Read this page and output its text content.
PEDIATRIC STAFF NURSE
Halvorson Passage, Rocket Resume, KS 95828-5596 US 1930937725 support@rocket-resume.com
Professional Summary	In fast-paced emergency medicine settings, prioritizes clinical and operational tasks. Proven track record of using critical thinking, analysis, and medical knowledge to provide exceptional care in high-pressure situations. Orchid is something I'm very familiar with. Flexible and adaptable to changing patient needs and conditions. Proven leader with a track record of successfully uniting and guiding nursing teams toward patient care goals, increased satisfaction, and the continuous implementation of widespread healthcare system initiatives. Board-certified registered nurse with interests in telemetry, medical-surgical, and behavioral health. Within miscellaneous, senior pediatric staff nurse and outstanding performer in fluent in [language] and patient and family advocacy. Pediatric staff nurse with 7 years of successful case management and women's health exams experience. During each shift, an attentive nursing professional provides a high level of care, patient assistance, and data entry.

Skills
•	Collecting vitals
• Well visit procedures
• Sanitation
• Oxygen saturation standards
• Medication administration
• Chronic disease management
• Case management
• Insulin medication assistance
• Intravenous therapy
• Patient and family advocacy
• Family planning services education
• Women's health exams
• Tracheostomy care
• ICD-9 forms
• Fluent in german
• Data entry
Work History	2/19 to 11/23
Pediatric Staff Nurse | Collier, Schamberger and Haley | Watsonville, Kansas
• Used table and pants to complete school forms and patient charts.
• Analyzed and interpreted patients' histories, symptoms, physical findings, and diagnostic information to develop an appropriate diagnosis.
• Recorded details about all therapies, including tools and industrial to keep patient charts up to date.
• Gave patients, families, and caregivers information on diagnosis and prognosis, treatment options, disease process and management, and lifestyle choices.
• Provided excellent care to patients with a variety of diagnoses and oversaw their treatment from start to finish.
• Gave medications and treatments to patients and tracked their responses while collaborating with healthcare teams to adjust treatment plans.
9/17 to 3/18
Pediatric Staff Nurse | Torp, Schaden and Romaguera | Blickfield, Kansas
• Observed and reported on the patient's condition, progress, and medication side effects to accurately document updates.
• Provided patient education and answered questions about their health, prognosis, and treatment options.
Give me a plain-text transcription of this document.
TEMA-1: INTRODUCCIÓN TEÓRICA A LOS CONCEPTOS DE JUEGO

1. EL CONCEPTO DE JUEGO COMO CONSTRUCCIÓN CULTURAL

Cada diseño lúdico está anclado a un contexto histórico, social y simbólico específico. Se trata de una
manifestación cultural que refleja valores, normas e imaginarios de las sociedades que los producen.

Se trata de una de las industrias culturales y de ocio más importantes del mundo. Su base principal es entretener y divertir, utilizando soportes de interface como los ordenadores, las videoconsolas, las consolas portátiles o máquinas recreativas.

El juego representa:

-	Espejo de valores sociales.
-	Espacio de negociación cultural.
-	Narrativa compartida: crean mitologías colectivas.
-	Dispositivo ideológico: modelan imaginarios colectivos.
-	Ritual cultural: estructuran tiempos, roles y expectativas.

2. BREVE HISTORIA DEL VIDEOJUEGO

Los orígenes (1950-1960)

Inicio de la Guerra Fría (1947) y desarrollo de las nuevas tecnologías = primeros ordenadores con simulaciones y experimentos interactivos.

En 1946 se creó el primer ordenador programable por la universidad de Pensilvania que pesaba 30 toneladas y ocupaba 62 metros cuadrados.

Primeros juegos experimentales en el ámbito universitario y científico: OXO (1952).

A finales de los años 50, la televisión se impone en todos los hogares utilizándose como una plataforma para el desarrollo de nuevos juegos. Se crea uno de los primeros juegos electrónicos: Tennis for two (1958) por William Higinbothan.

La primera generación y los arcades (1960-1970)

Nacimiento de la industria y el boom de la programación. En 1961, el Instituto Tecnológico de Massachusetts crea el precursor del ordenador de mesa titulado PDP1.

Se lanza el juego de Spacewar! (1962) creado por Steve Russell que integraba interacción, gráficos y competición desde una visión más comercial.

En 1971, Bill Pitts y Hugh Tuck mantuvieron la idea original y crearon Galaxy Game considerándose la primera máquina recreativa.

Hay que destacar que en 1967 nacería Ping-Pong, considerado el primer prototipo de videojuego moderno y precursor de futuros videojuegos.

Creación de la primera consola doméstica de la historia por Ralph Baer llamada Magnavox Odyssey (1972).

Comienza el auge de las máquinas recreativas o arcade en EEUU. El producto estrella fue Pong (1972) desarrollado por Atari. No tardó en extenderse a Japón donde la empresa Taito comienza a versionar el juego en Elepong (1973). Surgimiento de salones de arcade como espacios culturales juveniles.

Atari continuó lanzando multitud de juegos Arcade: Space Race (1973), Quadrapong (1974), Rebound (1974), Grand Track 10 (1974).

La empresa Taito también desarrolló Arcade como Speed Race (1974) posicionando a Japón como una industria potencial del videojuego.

◆ Exercise directions ◆
Going through the data above, return each line with the word "document".

◆ Written solution ◆
• Observed and reported on the patient's condition, progress, and medication side effects to accurately document updates.
Give me a plain-text transcription of this document.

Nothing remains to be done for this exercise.